(Data entries)

--

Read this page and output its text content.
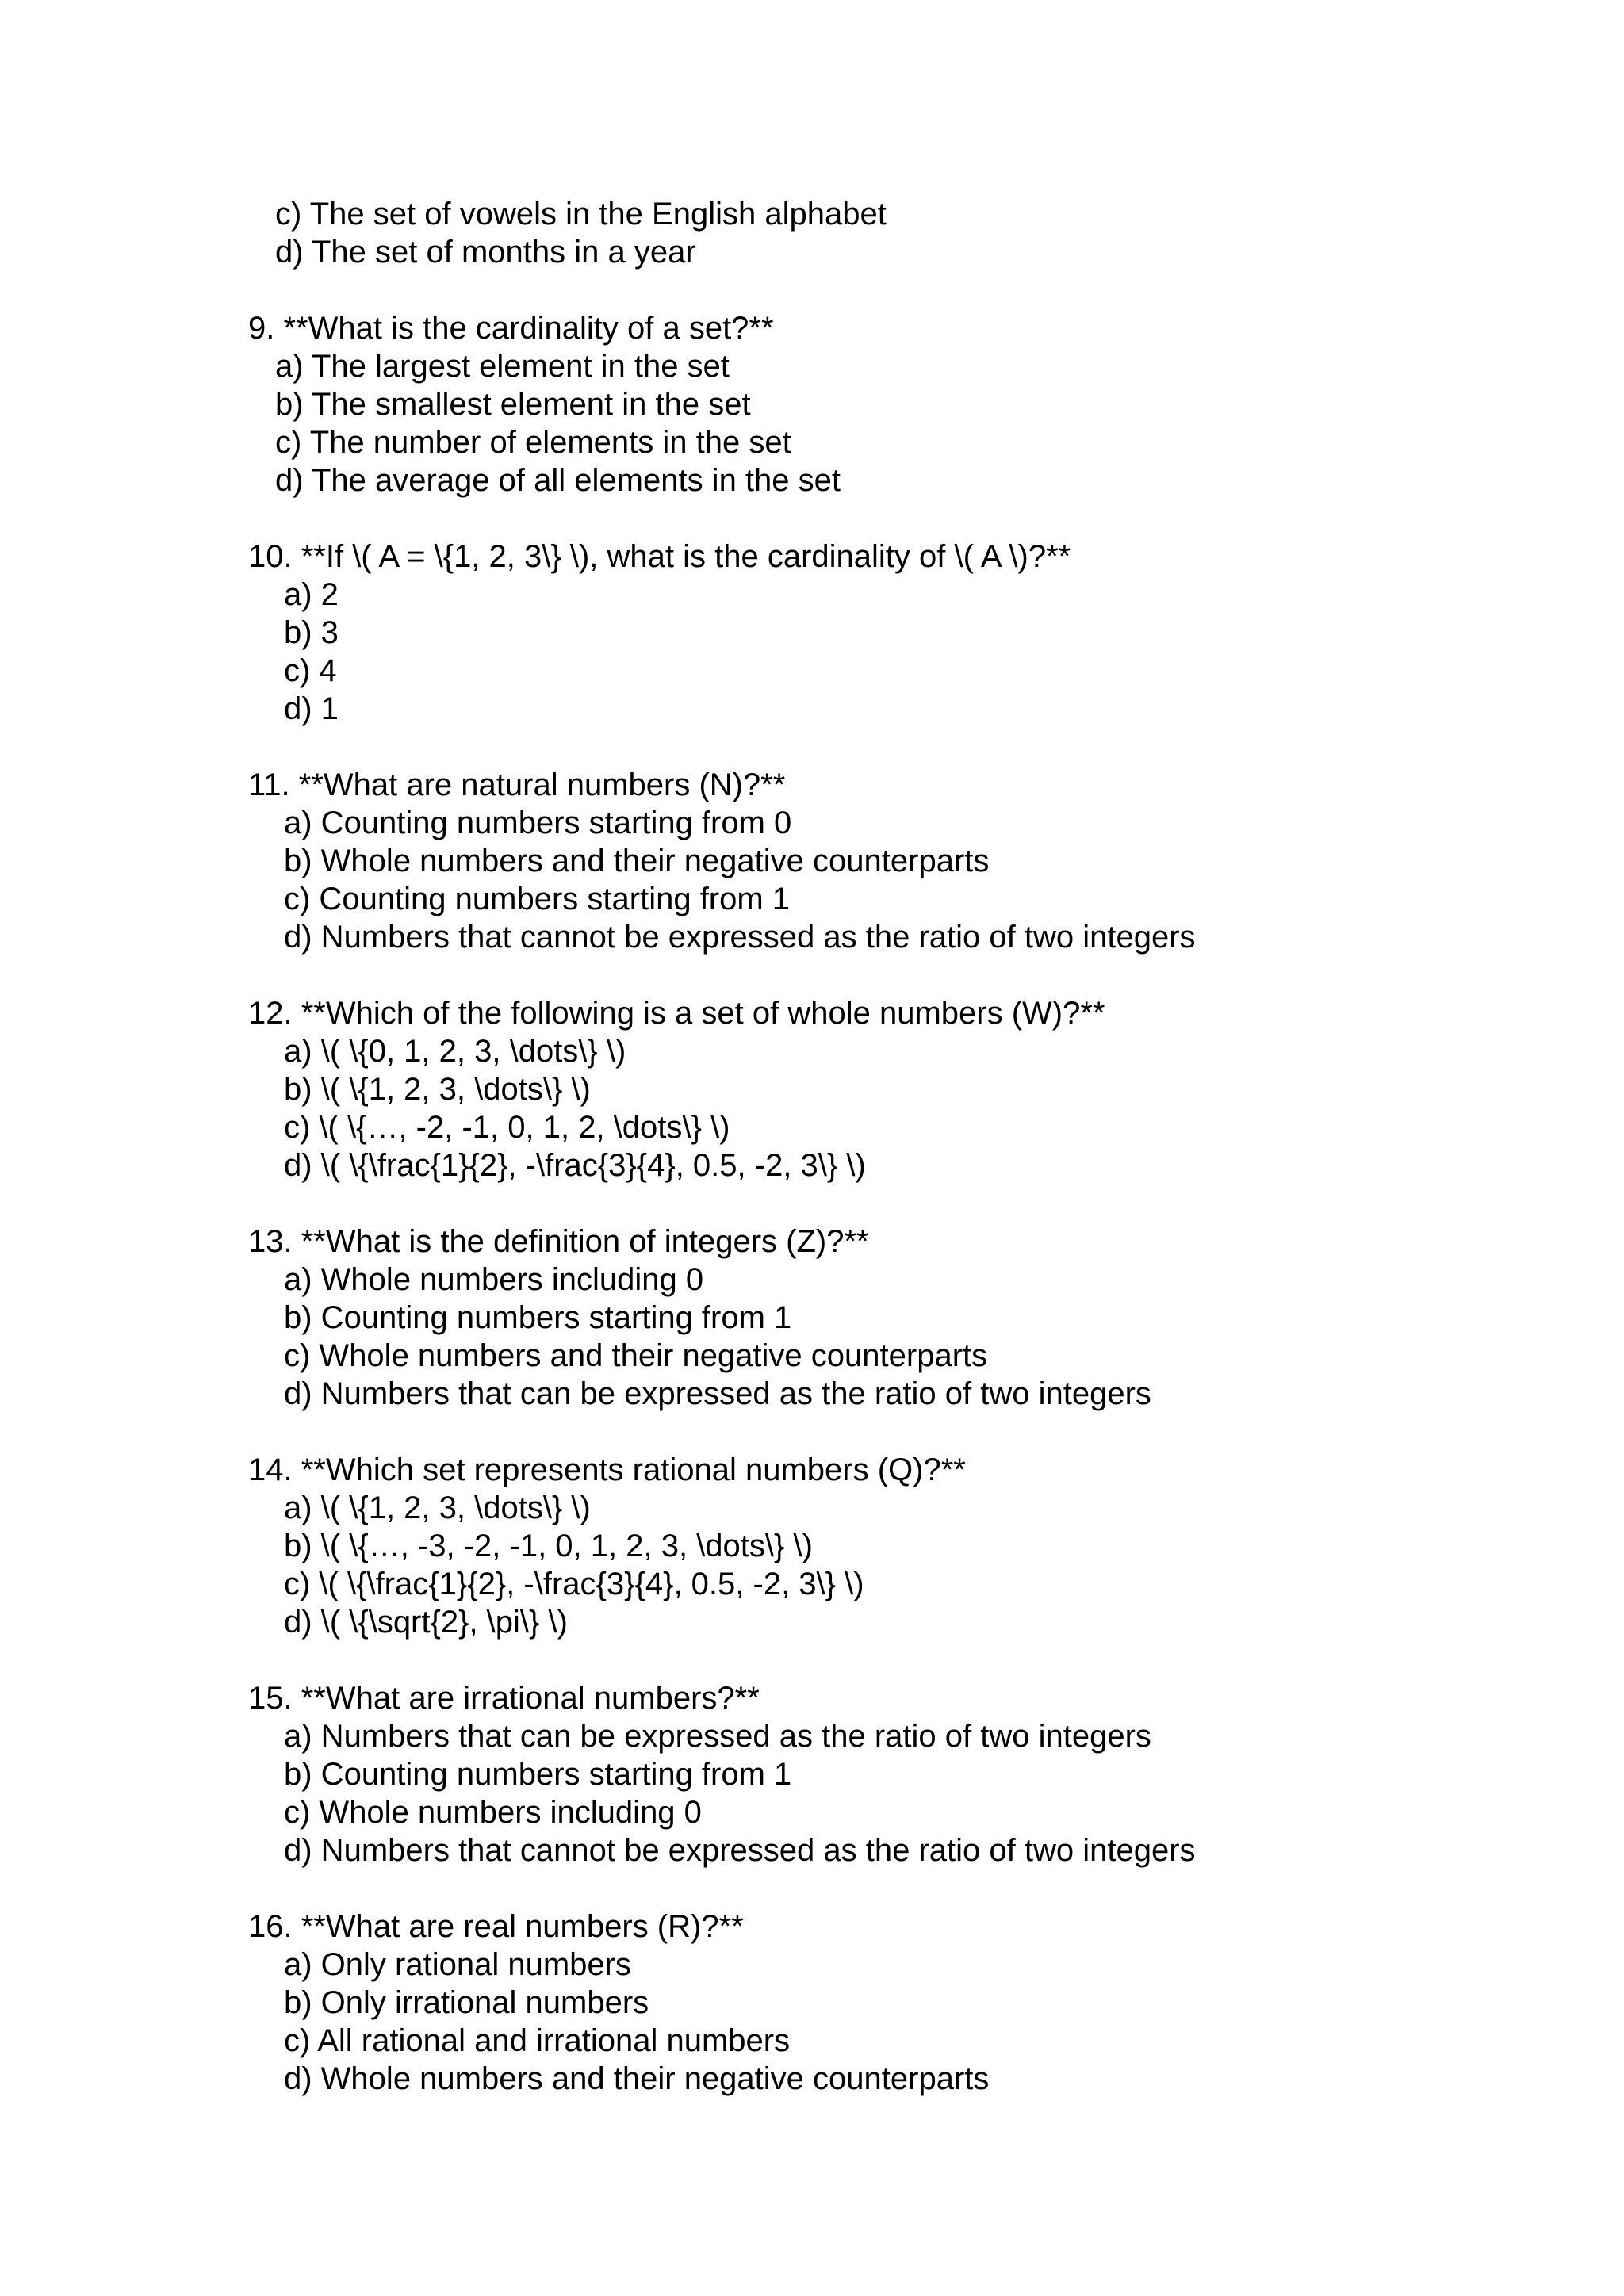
c) The set of vowels in the English alphabet
d) The set of months in a year
9. **What is the cardinality of a set?**
a) The largest element in the set
b) The smallest element in the set
c) The number of elements in the set
d) The average of all elements in the set
10. **If \( A = \{1, 2, 3\} \), what is the cardinality of \( A \)?**
a) 2
b) 3
c) 4
d) 1
11. **What are natural numbers (N)?**
a) Counting numbers starting from 0
b) Whole numbers and their negative counterparts
c) Counting numbers starting from 1
d) Numbers that cannot be expressed as the ratio of two integers
12. **Which of the following is a set of whole numbers (W)?**
a) \( \{0, 1, 2, 3, \dots\} \)
b) \( \{1, 2, 3, \dots\} \)
c) \( \{…, -2, -1, 0, 1, 2, \dots\} \)
d) \( \{\frac{1}{2}, -\frac{3}{4}, 0.5, -2, 3\} \)
13. **What is the definition of integers (Z)?**
a) Whole numbers including 0
b) Counting numbers starting from 1
c) Whole numbers and their negative counterparts
d) Numbers that can be expressed as the ratio of two integers
14. **Which set represents rational numbers (Q)?**
a) \( \{1, 2, 3, \dots\} \)
b) \( \{…, -3, -2, -1, 0, 1, 2, 3, \dots\} \)
c) \( \{\frac{1}{2}, -\frac{3}{4}, 0.5, -2, 3\} \)
d) \( \{\sqrt{2}, \pi\} \)
15. **What are irrational numbers?**
a) Numbers that can be expressed as the ratio of two integers
b) Counting numbers starting from 1
c) Whole numbers including 0
d) Numbers that cannot be expressed as the ratio of two integers
16. **What are real numbers (R)?**
a) Only rational numbers
b) Only irrational numbers
c) All rational and irrational numbers
d) Whole numbers and their negative counterparts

--

Without the pictures, restate each entry exactly.

● RESULT OF THE TASK
Read this page and output its text content.
c) The set of vowels in the English alphabet
d) The set of months in a year
9. **What is the cardinality of a set?**
a) The largest element in the set
b) The smallest element in the set
c) The number of elements in the set
d) The average of all elements in the set
10. **If \( A = \{1, 2, 3\} \), what is the cardinality of \( A \)?**
a) 2
b) 3
c) 4
d) 1
11. **What are natural numbers (N)?**
a) Counting numbers starting from 0
b) Whole numbers and their negative counterparts
c) Counting numbers starting from 1
d) Numbers that cannot be expressed as the ratio of two integers
12. **Which of the following is a set of whole numbers (W)?**
a) \( \{0, 1, 2, 3, \dots\} \)
b) \( \{1, 2, 3, \dots\} \)
c) \( \{…, -2, -1, 0, 1, 2, \dots\} \)
d) \( \{\frac{1}{2}, -\frac{3}{4}, 0.5, -2, 3\} \)
13. **What is the definition of integers (Z)?**
a) Whole numbers including 0
b) Counting numbers starting from 1
c) Whole numbers and their negative counterparts
d) Numbers that can be expressed as the ratio of two integers
14. **Which set represents rational numbers (Q)?**
a) \( \{1, 2, 3, \dots\} \)
b) \( \{…, -3, -2, -1, 0, 1, 2, 3, \dots\} \)
c) \( \{\frac{1}{2}, -\frac{3}{4}, 0.5, -2, 3\} \)
d) \( \{\sqrt{2}, \pi\} \)
15. **What are irrational numbers?**
a) Numbers that can be expressed as the ratio of two integers
b) Counting numbers starting from 1
c) Whole numbers including 0
d) Numbers that cannot be expressed as the ratio of two integers
16. **What are real numbers (R)?**
a) Only rational numbers
b) Only irrational numbers
c) All rational and irrational numbers
d) Whole numbers and their negative counterparts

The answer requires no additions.